EXERCISE DESCRIPTION:
Determine the number of lines that contain the word "建设工程数量清单计价规范", then state that number and nothing more.

** start of SUPPLIED RECORDS **

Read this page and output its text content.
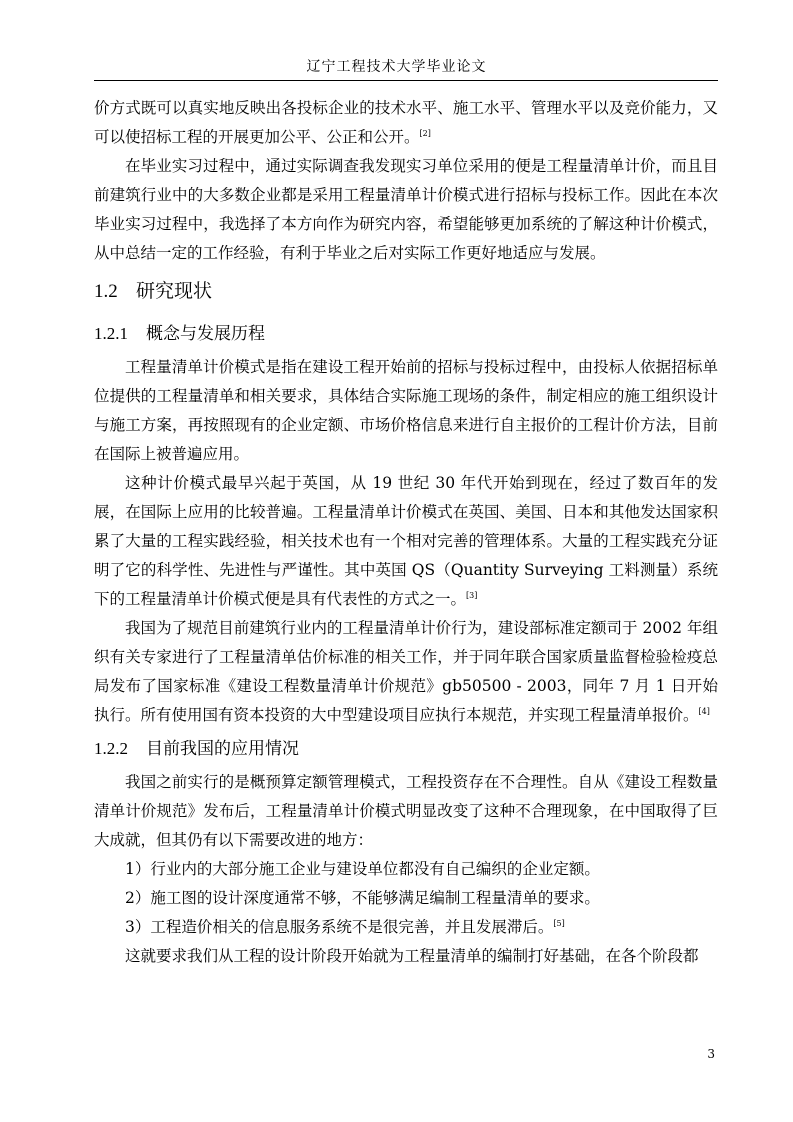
辽宁工程技术大学毕业论文

价方式既可以真实地反映出各投标企业的技术水平、施工水平、管理水平以及竞价能力，又可以使招标工程的开展更加公平、公正和公开。[2]

在毕业实习过程中，通过实际调查我发现实习单位采用的便是工程量清单计价，而且目前建筑行业中的大多数企业都是采用工程量清单计价模式进行招标与投标工作。因此在本次毕业实习过程中，我选择了本方向作为研究内容，希望能够更加系统的了解这种计价模式，从中总结一定的工作经验，有利于毕业之后对实际工作更好地适应与发展。

1.2 研究现状
1.2.1 概念与发展历程

工程量清单计价模式是指在建设工程开始前的招标与投标过程中，由投标人依据招标单位提供的工程量清单和相关要求，具体结合实际施工现场的条件，制定相应的施工组织设计与施工方案，再按照现有的企业定额、市场价格信息来进行自主报价的工程计价方法，目前在国际上被普遍应用。

这种计价模式最早兴起于英国，从 19 世纪 30 年代开始到现在，经过了数百年的发展，在国际上应用的比较普遍。工程量清单计价模式在英国、美国、日本和其他发达国家积累了大量的工程实践经验，相关技术也有一个相对完善的管理体系。大量的工程实践充分证明了它的科学性、先进性与严谨性。其中英国 QS（Quantity Surveying 工料测量）系统下的工程量清单计价模式便是具有代表性的方式之一。[3]

我国为了规范目前建筑行业内的工程量清单计价行为，建设部标准定额司于 2002 年组织有关专家进行了工程量清单估价标准的相关工作，并于同年联合国家质量监督检验检疫总局发布了国家标准《建设工程数量清单计价规范》gb50500 - 2003，同年 7 月 1 日开始执行。所有使用国有资本投资的大中型建设项目应执行本规范，并实现工程量清单报价。[4]

1.2.2 目前我国的应用情况

我国之前实行的是概预算定额管理模式，工程投资存在不合理性。自从《建设工程数量清单计价规范》发布后，工程量清单计价模式明显改变了这种不合理现象，在中国取得了巨大成就，但其仍有以下需要改进的地方：

1）行业内的大部分施工企业与建设单位都没有自己编织的企业定额。

2）施工图的设计深度通常不够，不能够满足编制工程量清单的要求。

3）工程造价相关的信息服务系统不是很完善，并且发展滞后。[5]

这就要求我们从工程的设计阶段开始就为工程量清单的编制打好基础，在各个阶段都

3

** end of SUPPLIED RECORDS **

EXERCISE ANSWER:
2